Isolate every line in the records below with "театров" in it.

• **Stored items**
-=-=-

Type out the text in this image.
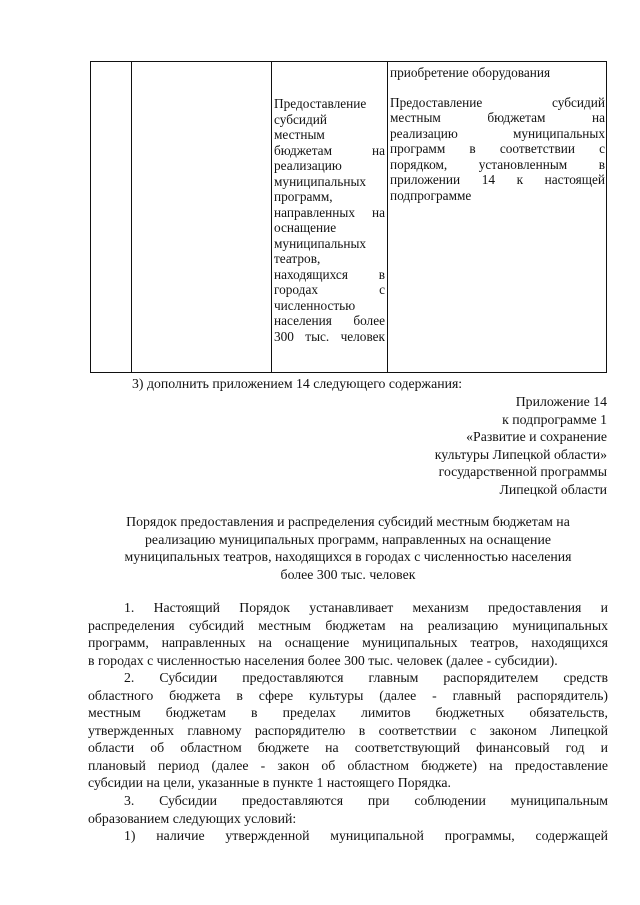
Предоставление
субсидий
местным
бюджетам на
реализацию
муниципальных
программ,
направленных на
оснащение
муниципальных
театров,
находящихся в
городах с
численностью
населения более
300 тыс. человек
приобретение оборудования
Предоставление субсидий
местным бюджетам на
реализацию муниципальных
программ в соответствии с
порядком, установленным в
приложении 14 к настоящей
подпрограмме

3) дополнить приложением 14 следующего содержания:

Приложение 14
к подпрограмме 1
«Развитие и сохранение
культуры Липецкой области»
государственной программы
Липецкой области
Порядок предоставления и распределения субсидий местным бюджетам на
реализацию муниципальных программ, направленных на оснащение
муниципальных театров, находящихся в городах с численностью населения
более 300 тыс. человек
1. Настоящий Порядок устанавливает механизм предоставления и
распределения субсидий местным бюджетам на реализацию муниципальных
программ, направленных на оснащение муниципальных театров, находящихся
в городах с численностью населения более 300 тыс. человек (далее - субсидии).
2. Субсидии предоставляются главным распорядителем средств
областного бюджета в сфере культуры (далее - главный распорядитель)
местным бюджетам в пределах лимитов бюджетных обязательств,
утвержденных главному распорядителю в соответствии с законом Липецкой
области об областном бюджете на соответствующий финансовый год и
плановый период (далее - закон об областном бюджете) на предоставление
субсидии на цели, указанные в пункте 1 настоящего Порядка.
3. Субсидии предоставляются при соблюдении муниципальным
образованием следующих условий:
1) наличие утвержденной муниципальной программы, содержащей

-=-=-

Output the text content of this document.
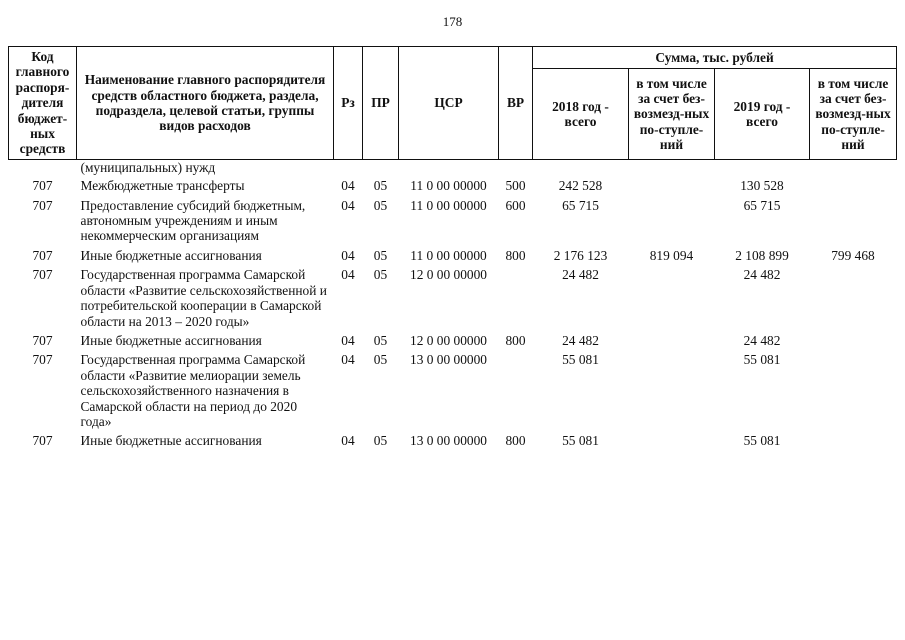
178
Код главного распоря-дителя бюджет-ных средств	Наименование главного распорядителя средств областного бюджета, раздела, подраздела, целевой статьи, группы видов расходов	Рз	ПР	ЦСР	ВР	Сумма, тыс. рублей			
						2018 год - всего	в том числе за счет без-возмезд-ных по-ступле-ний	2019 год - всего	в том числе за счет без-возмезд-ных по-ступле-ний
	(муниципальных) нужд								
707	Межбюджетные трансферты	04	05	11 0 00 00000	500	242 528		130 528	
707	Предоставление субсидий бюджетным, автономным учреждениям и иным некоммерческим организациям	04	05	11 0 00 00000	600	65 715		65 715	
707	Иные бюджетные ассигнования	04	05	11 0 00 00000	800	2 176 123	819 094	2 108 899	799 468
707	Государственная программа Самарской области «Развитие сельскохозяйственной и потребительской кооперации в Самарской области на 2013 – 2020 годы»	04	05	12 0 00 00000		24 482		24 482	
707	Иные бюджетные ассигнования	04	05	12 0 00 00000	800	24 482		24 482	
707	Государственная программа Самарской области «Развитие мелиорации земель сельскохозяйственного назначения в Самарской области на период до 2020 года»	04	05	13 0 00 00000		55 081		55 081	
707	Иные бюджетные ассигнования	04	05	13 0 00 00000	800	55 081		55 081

-=-=-

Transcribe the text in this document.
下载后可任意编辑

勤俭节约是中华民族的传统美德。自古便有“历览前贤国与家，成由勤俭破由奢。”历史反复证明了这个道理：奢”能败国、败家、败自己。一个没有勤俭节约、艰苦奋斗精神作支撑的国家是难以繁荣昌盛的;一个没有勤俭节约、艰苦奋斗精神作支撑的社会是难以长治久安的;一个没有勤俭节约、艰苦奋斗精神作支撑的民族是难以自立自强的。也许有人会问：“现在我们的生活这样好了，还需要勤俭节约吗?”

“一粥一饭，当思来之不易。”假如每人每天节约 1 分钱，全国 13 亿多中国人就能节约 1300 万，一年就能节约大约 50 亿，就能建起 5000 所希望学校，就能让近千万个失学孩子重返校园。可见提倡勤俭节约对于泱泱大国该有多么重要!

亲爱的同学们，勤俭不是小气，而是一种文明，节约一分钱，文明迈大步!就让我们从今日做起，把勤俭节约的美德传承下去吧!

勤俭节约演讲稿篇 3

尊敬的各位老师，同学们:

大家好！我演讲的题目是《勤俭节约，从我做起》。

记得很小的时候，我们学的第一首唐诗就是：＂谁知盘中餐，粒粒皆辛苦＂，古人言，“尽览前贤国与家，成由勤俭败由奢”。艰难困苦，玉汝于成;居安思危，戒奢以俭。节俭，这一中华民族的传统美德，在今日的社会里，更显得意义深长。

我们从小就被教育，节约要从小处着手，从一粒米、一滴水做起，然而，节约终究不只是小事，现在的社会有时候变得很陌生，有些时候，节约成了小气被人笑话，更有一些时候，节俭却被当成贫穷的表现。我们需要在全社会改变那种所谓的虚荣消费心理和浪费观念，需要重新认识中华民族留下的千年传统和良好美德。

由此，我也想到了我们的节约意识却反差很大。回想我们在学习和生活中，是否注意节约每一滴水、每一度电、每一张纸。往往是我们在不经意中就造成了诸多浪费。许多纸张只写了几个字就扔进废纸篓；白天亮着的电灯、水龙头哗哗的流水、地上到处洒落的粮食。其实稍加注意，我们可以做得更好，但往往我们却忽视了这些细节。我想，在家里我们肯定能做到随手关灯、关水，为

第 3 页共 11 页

-=-=-

• **REPLY**
театров,
муниципальных театров, находящихся в городах с численностью населения
программ, направленных на оснащение муниципальных театров, находящихся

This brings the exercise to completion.